Dataset rows:
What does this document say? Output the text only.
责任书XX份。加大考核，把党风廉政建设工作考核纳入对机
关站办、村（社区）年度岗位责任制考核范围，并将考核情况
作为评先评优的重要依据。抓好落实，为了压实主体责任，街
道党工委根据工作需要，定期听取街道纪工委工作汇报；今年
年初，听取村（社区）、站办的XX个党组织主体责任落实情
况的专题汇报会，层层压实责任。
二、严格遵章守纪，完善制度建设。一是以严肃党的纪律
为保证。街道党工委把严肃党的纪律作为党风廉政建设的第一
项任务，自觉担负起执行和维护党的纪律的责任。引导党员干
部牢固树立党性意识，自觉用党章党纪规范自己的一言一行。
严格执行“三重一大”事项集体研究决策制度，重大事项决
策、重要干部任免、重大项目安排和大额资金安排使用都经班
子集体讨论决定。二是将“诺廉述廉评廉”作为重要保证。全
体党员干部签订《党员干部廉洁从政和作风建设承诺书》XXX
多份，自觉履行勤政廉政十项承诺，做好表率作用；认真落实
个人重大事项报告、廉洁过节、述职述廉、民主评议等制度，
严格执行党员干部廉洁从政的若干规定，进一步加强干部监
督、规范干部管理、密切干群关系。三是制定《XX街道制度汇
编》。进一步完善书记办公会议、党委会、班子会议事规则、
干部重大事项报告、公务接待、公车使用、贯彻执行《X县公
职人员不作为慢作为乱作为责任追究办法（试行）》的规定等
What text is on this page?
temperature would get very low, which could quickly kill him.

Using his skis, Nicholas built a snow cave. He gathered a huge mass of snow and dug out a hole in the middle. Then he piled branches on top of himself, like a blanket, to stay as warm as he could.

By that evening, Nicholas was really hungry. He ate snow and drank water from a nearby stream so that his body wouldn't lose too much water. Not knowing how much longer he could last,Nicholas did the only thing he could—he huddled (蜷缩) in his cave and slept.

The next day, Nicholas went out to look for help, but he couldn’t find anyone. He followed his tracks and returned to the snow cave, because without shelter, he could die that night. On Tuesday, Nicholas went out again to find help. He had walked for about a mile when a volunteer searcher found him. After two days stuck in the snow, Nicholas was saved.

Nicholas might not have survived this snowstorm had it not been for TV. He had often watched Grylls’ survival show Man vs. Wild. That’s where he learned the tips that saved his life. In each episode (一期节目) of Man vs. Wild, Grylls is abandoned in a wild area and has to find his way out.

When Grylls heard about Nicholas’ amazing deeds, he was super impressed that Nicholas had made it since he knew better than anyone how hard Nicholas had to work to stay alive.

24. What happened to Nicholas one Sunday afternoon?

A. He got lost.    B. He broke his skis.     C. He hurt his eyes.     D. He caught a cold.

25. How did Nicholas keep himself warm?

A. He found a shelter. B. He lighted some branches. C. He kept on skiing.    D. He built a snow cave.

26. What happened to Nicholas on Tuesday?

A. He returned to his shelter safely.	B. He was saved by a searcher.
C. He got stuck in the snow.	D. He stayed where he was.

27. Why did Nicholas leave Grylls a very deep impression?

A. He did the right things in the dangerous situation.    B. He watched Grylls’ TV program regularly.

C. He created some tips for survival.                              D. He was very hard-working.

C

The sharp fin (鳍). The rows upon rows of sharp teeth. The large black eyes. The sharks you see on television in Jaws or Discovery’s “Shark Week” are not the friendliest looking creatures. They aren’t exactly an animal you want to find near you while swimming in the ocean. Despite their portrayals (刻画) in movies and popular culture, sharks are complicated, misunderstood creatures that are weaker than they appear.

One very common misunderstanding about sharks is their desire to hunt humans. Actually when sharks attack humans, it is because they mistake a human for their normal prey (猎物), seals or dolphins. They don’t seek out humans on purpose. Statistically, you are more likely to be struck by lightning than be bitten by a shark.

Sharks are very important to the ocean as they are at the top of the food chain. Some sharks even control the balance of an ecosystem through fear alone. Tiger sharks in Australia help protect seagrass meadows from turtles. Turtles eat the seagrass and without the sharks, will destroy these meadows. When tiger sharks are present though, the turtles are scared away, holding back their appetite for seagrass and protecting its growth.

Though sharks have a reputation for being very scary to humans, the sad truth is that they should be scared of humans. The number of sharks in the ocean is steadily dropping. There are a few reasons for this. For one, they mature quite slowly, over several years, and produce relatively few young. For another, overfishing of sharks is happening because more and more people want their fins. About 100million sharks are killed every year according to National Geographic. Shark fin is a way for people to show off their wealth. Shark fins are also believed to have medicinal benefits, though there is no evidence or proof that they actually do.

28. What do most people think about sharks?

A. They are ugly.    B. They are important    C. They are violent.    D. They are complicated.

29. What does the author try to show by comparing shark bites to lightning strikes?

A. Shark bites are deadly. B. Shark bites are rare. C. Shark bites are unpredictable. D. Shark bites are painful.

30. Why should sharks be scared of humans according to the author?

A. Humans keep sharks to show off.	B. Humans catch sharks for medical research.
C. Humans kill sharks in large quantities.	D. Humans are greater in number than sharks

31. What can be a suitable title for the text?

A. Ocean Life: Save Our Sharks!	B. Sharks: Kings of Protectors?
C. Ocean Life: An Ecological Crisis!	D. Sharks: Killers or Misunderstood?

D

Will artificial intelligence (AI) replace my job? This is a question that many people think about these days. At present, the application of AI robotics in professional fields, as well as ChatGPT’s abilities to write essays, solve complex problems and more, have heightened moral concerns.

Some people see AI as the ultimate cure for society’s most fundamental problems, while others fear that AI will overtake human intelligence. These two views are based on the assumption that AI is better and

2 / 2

Work to complete:
Pull out every line containing "himself".

Solution:
Using his skis, Nicholas built a snow cave. He gathered a huge mass of snow and dug out a hole in the middle. Then he piled branches on top of himself, like a blanket, to stay as warm as he could.
25. How did Nicholas keep himself warm?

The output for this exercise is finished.